TASK TO CARRY OUT: Select the lines of the records containing the word "JSON" and list them.

Entries taken from a collection
○ ○ ○ ○ ○
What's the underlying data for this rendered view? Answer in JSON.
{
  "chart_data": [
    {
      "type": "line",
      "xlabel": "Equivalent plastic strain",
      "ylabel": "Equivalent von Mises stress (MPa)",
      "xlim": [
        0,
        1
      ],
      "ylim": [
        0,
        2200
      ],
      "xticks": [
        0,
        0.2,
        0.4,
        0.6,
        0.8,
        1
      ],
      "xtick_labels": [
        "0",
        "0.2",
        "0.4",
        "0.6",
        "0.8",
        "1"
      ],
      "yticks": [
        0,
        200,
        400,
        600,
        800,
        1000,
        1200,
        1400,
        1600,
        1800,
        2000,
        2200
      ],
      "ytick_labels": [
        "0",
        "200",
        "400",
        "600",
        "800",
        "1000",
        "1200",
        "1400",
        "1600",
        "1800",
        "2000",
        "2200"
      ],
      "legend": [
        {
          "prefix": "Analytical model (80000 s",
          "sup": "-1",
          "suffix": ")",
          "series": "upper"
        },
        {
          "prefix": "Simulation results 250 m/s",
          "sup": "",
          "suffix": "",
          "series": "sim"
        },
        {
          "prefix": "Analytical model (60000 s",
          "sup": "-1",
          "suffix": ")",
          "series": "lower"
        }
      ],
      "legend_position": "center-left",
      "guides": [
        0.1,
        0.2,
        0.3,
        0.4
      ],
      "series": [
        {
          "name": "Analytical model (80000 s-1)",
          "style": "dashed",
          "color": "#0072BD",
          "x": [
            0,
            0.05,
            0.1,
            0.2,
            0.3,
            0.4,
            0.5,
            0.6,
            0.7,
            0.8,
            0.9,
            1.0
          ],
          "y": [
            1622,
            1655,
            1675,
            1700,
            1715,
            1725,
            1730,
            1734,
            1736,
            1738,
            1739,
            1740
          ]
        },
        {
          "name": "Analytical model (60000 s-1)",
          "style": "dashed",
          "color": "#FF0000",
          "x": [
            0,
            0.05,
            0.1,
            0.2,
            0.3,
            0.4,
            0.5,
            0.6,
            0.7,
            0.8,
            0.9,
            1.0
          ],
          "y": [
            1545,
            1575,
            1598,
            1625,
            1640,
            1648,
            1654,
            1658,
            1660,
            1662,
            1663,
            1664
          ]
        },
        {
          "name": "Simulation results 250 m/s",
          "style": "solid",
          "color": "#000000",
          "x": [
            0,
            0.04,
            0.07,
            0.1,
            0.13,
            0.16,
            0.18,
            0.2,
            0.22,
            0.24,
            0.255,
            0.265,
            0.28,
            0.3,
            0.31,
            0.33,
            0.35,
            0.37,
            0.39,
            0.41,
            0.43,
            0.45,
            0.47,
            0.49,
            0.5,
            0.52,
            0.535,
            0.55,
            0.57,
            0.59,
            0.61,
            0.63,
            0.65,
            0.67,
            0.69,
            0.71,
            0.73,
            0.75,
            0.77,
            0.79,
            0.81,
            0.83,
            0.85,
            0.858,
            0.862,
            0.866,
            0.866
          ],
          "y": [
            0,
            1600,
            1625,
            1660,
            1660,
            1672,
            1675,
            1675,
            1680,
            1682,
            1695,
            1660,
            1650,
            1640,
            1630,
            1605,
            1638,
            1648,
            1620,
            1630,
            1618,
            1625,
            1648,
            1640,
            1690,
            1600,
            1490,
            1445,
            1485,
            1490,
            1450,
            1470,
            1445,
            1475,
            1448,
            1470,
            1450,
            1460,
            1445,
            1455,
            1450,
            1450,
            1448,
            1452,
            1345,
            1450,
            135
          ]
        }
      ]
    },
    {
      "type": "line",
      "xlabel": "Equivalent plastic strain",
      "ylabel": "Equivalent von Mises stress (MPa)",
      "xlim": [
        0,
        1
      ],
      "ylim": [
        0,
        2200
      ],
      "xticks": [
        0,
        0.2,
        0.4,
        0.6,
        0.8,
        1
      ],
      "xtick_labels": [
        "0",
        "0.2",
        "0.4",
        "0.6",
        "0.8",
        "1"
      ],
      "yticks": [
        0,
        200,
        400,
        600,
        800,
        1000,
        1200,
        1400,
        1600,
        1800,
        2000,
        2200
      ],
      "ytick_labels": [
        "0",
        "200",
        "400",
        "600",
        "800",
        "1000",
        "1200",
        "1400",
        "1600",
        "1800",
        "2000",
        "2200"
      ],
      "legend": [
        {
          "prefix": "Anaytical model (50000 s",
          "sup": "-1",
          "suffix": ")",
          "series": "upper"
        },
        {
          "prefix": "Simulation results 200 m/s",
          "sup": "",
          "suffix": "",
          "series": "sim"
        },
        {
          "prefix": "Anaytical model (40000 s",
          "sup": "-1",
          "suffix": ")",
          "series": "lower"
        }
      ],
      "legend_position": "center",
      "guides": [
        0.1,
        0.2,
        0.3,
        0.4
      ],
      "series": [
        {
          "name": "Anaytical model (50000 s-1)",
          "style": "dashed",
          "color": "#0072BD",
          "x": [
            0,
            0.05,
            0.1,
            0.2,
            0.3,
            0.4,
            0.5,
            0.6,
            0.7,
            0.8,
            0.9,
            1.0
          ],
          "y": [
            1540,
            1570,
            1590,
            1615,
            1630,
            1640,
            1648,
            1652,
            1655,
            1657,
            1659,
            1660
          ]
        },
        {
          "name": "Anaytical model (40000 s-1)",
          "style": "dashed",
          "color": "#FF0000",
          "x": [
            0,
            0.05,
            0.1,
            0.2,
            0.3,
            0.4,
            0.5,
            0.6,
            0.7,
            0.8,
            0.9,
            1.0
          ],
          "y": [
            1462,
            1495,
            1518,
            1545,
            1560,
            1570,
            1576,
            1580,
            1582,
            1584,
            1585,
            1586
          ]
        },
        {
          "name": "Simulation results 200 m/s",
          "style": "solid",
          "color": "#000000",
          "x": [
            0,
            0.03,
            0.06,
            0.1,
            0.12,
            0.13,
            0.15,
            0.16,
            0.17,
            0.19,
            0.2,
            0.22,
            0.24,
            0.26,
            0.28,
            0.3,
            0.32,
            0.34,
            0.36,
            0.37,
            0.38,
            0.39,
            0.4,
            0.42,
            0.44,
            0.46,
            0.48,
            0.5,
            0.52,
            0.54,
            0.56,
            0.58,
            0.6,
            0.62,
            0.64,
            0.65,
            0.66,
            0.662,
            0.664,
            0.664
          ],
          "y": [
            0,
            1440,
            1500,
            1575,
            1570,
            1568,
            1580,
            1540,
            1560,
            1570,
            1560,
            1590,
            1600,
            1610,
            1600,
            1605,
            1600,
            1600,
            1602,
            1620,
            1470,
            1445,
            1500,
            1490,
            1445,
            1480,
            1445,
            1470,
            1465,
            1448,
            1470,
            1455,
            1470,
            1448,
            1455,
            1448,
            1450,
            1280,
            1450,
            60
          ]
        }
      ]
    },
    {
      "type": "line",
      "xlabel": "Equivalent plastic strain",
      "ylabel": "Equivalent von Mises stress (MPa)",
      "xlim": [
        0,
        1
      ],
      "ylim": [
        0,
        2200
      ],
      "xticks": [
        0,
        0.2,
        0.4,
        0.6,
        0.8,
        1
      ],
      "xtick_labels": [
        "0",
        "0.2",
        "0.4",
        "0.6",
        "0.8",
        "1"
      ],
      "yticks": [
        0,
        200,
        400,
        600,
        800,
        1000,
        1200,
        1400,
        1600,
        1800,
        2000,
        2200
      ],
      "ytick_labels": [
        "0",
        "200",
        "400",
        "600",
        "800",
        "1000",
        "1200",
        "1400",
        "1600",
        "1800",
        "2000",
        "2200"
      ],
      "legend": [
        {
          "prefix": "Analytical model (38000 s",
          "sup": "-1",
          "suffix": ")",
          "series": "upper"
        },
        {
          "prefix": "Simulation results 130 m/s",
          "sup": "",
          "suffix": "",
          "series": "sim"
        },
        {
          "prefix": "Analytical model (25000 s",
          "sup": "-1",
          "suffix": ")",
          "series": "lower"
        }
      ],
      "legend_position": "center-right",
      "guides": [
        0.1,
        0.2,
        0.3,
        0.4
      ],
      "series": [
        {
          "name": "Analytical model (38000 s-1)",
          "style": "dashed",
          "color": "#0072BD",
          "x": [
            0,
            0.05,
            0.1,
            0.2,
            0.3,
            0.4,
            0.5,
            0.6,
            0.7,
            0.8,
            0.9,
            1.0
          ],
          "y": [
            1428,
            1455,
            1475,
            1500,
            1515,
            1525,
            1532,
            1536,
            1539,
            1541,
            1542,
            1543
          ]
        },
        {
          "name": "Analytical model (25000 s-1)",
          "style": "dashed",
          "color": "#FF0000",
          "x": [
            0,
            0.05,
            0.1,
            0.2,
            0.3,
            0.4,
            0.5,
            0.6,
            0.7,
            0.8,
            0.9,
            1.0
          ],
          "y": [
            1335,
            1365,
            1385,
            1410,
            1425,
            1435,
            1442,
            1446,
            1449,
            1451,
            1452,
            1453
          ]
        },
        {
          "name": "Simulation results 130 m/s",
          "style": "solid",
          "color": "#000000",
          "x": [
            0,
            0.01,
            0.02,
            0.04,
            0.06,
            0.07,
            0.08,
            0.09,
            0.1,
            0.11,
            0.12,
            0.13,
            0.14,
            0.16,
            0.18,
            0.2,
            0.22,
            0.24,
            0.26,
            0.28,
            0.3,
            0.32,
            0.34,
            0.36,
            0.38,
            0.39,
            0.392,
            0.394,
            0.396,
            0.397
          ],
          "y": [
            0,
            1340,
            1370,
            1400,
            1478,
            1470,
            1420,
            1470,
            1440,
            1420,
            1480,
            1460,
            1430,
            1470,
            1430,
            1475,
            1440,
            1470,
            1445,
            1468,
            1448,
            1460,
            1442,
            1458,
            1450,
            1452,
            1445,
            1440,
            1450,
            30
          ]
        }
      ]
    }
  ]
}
○ ○ ○ ○ ○
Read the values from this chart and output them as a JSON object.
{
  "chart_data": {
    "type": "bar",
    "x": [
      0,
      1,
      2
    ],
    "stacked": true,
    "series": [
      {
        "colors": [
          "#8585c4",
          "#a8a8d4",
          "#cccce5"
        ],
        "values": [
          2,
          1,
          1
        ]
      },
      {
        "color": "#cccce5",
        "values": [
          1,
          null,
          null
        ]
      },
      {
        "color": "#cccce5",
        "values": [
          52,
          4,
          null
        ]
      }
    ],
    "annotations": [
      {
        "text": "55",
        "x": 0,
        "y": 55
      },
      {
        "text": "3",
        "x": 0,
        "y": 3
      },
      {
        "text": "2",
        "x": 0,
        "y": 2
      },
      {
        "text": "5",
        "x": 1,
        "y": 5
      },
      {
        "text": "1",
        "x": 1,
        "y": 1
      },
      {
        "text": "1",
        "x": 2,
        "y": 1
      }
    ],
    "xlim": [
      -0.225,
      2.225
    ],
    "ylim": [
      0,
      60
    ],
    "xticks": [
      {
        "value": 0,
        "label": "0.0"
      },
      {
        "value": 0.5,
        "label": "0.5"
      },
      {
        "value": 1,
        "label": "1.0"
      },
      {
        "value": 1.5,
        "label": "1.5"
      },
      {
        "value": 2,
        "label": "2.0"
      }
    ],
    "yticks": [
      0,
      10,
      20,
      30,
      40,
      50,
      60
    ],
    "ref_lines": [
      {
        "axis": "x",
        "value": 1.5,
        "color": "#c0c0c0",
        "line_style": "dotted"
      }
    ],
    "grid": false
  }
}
○ ○ ○ ○ ○
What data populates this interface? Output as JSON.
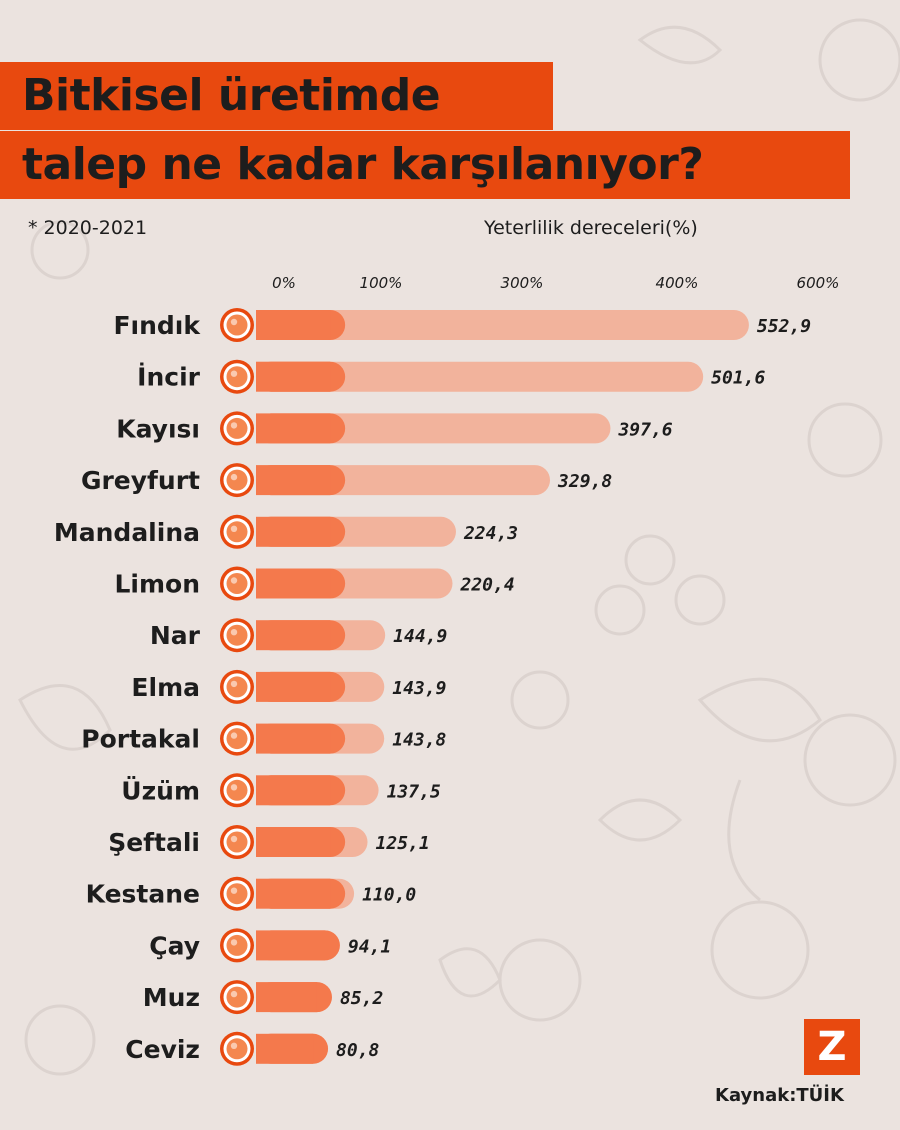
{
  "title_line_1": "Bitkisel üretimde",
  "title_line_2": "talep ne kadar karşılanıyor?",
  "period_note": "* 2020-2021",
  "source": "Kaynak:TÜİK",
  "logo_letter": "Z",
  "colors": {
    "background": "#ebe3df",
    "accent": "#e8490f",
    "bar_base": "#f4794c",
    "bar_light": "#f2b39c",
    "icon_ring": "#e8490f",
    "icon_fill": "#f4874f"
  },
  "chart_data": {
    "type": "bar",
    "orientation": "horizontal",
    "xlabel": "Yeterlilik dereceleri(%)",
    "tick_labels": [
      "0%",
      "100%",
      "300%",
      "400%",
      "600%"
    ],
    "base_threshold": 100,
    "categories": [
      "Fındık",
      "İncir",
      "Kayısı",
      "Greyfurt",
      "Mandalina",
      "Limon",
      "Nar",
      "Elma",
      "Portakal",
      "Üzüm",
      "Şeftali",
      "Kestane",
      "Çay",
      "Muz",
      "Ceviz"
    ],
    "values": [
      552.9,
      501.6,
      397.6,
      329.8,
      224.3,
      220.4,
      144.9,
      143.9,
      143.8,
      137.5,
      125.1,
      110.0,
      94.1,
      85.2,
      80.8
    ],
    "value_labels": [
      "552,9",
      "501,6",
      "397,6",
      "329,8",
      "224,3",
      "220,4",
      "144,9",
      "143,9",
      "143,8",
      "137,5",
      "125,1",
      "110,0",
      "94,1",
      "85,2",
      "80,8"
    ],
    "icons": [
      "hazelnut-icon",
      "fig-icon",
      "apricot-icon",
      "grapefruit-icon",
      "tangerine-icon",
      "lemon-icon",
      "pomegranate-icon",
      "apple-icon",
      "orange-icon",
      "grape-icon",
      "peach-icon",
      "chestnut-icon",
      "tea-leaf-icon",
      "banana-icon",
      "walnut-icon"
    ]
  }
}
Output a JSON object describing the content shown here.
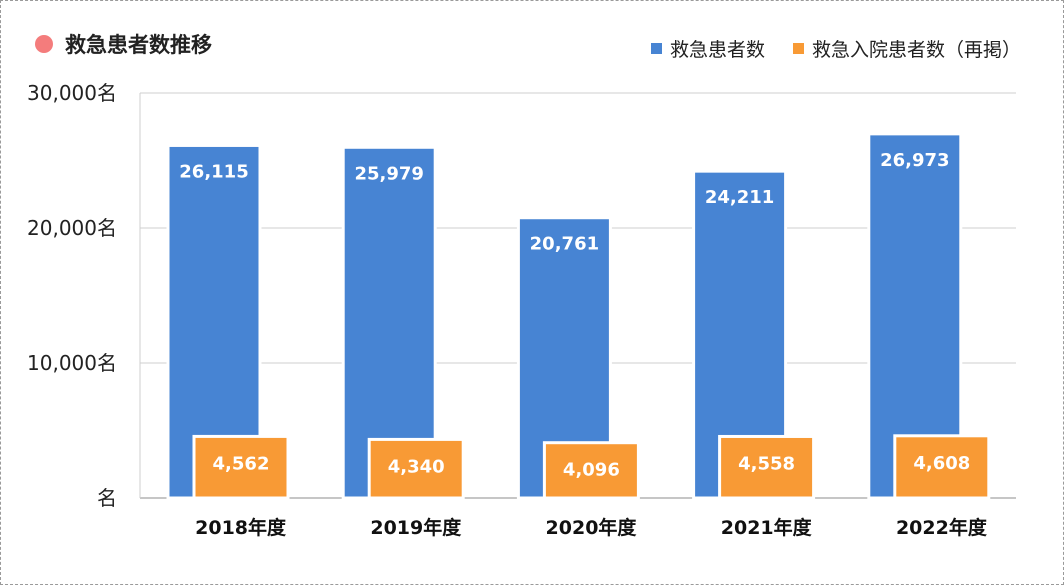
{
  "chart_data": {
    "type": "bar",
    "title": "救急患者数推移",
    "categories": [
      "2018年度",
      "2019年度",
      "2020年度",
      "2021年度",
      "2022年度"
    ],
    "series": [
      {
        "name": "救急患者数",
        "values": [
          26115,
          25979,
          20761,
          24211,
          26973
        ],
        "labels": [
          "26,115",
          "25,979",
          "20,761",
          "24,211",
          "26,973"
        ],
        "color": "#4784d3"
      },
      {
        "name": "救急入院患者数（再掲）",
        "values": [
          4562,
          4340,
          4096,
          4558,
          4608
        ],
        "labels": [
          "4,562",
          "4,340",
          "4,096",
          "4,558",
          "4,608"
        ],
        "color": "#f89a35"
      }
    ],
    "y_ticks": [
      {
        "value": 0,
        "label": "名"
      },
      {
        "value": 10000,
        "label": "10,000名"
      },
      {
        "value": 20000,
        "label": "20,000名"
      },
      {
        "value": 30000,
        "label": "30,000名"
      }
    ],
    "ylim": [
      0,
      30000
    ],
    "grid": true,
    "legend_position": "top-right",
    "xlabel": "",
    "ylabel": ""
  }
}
○ ○ ○ ○ ○
FINAL RESULT:
What's the underlying data for this rendered view? Answer in JSON.
Read the values from this chart and output them as a JSON object.
What data populates this interface? Output as JSON.
Output a JSON object describing the content shown here.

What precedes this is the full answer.